■ GOAL OF THE EXERCISE:
Extract all lines that hold "JSON" from the records below.

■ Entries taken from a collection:
========================================
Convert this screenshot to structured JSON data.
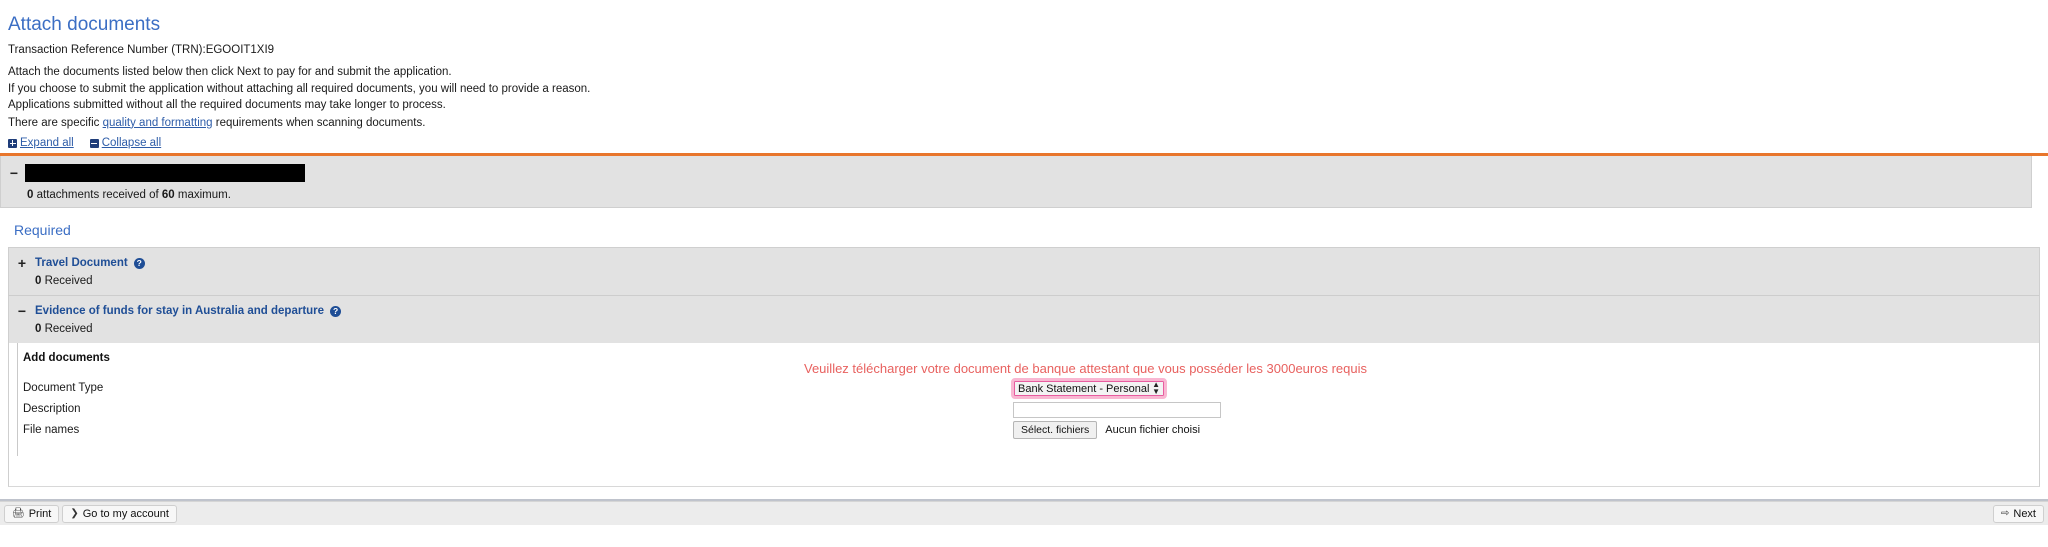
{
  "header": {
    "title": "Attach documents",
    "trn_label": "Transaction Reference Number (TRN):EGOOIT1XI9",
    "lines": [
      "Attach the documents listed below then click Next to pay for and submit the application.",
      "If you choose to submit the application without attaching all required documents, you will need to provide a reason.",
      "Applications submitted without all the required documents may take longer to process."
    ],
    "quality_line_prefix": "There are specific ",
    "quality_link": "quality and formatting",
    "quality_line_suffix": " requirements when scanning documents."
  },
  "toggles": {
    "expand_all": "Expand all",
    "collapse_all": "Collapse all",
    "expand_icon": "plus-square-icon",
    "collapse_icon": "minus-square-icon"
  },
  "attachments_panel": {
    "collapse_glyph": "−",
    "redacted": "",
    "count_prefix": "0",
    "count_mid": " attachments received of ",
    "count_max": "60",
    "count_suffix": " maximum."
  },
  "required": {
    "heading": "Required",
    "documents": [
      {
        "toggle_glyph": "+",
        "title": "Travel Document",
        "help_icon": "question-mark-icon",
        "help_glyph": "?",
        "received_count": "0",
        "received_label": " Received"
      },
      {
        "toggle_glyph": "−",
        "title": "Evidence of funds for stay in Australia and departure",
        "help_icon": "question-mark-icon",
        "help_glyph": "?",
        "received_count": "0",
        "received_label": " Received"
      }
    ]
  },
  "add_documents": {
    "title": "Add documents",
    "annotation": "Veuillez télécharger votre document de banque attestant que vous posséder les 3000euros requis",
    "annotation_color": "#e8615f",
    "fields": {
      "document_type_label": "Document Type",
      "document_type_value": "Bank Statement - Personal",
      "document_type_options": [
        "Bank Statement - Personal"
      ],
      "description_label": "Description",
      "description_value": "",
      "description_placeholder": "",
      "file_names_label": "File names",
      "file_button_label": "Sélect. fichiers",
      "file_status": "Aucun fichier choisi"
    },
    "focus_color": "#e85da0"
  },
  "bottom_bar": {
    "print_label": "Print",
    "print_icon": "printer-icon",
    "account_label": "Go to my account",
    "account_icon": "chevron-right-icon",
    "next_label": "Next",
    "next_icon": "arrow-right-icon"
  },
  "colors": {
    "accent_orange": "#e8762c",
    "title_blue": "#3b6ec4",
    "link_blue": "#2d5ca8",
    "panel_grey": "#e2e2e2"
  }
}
========================================
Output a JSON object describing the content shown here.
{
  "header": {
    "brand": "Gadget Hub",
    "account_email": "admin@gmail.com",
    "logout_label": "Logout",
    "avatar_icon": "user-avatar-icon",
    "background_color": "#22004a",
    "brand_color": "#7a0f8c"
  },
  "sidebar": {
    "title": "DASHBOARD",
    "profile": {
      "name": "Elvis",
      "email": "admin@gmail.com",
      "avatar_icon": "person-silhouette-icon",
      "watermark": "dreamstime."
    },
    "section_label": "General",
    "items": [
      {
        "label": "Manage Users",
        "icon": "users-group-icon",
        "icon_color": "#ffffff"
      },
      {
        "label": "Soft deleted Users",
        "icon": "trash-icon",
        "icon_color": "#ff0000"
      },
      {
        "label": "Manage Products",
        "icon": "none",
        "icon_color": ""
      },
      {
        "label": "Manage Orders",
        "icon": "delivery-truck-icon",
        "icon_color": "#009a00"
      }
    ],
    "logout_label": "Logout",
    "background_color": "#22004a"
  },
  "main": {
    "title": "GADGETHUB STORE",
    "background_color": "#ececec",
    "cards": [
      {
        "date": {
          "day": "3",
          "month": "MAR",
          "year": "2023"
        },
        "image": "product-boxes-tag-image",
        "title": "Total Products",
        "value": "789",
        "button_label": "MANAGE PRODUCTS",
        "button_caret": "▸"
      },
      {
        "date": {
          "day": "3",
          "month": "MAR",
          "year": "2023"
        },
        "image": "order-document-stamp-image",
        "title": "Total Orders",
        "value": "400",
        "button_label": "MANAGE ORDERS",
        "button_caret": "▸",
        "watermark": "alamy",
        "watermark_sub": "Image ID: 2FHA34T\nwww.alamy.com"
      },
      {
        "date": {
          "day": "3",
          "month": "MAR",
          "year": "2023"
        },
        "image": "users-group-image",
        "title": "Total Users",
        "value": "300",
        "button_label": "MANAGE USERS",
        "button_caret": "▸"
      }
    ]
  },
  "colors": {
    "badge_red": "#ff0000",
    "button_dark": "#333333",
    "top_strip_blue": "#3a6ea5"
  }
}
========================================
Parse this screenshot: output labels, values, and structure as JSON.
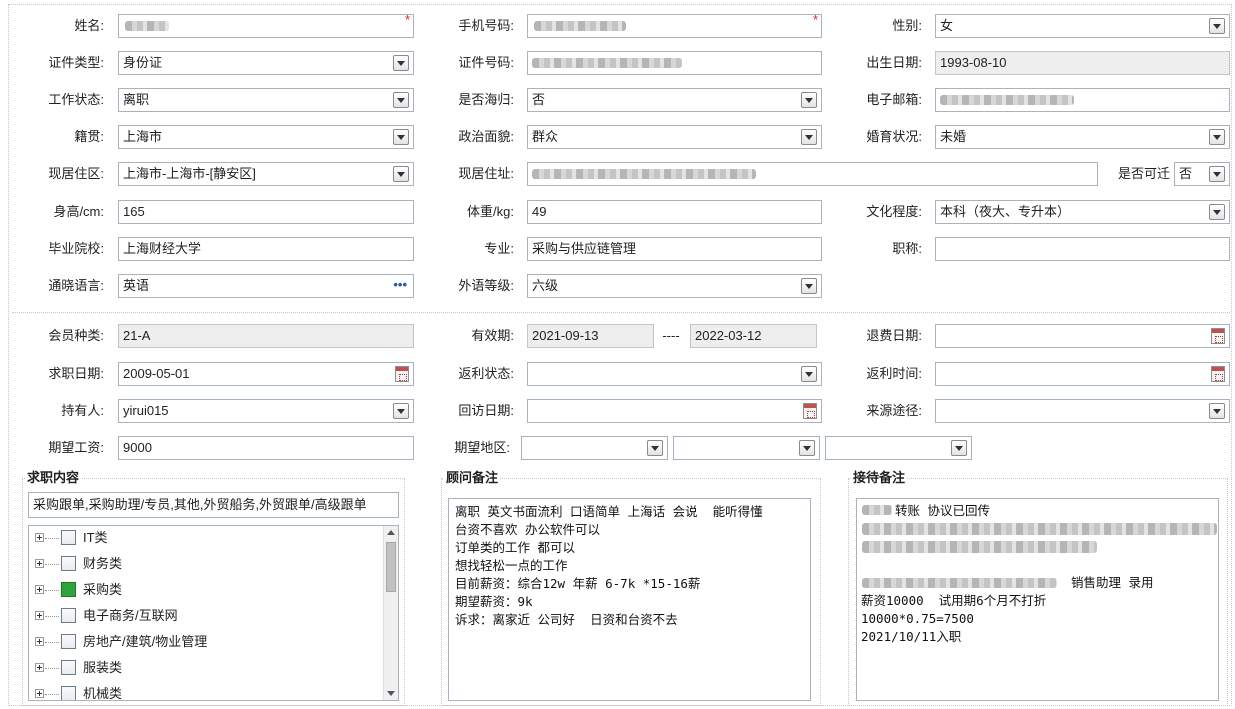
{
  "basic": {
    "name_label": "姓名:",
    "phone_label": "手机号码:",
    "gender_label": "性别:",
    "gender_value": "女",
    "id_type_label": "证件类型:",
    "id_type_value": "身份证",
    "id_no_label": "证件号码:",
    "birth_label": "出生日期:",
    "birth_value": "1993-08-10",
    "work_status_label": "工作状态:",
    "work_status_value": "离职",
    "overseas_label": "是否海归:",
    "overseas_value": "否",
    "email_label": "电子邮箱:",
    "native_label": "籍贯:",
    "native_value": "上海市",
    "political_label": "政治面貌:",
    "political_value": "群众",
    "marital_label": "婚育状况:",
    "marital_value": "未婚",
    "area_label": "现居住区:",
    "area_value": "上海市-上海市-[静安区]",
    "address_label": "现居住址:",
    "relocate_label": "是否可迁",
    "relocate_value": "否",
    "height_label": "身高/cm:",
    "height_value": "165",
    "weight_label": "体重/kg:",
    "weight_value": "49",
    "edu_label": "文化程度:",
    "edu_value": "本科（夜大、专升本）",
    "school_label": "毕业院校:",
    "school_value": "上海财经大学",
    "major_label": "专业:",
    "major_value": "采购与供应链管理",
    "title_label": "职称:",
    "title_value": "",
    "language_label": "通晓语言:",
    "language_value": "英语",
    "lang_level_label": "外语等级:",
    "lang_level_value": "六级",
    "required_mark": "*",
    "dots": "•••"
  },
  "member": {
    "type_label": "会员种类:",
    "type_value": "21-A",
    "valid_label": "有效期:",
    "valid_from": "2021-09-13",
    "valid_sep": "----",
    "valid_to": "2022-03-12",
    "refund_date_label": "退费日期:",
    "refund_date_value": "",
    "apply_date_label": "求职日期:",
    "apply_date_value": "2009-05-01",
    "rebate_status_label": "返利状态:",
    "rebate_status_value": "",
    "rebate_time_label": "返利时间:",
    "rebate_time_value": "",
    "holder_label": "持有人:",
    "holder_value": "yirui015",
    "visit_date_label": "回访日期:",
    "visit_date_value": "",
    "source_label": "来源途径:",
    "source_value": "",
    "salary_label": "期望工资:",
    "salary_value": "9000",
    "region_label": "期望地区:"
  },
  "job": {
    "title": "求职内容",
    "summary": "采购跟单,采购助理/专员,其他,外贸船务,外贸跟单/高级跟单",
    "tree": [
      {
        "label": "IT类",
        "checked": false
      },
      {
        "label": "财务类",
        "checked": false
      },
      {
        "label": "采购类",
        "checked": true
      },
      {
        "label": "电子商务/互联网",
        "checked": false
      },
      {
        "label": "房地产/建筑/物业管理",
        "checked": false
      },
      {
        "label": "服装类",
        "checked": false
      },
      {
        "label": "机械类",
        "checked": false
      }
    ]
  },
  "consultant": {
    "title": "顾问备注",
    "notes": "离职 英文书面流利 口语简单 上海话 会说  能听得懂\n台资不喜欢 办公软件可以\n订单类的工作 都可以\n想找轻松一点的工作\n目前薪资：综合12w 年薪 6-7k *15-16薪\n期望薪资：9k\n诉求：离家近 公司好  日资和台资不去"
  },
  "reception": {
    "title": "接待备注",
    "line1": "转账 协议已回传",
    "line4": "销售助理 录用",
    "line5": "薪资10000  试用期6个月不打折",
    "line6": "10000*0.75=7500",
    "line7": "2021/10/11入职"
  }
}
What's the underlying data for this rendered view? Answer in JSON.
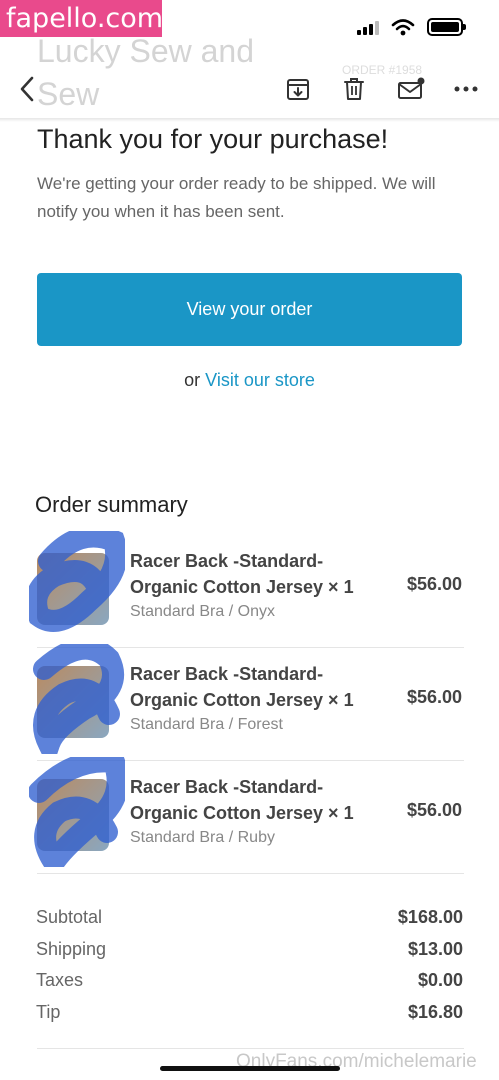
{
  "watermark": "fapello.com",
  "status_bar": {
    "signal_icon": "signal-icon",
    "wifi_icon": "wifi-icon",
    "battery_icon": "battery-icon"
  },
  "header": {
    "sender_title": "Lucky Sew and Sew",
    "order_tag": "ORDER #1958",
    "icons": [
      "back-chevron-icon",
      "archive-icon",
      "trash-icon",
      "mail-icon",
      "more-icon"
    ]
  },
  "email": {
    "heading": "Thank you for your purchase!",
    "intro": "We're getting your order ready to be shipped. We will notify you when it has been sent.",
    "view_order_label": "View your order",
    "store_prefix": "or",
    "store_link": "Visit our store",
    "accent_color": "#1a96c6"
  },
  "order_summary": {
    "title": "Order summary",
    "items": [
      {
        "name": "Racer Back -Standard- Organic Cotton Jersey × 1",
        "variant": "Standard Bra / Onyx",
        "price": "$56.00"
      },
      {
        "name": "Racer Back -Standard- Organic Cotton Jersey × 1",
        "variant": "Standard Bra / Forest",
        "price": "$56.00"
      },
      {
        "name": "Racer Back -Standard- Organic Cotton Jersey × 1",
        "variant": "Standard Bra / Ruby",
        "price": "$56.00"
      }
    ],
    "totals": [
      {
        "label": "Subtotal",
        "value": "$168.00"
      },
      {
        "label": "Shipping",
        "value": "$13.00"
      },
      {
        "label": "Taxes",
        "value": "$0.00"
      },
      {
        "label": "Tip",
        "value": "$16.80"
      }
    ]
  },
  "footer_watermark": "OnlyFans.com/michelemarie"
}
========================================
■ RESULT OF THE EXERCISE:
Convert this screenshot to structured JSON data.
Output a JSON object describing the content shown here.
Parse this screenshot: output labels, values, and structure as JSON.
What's the underlying data for this rendered view? Answer in JSON.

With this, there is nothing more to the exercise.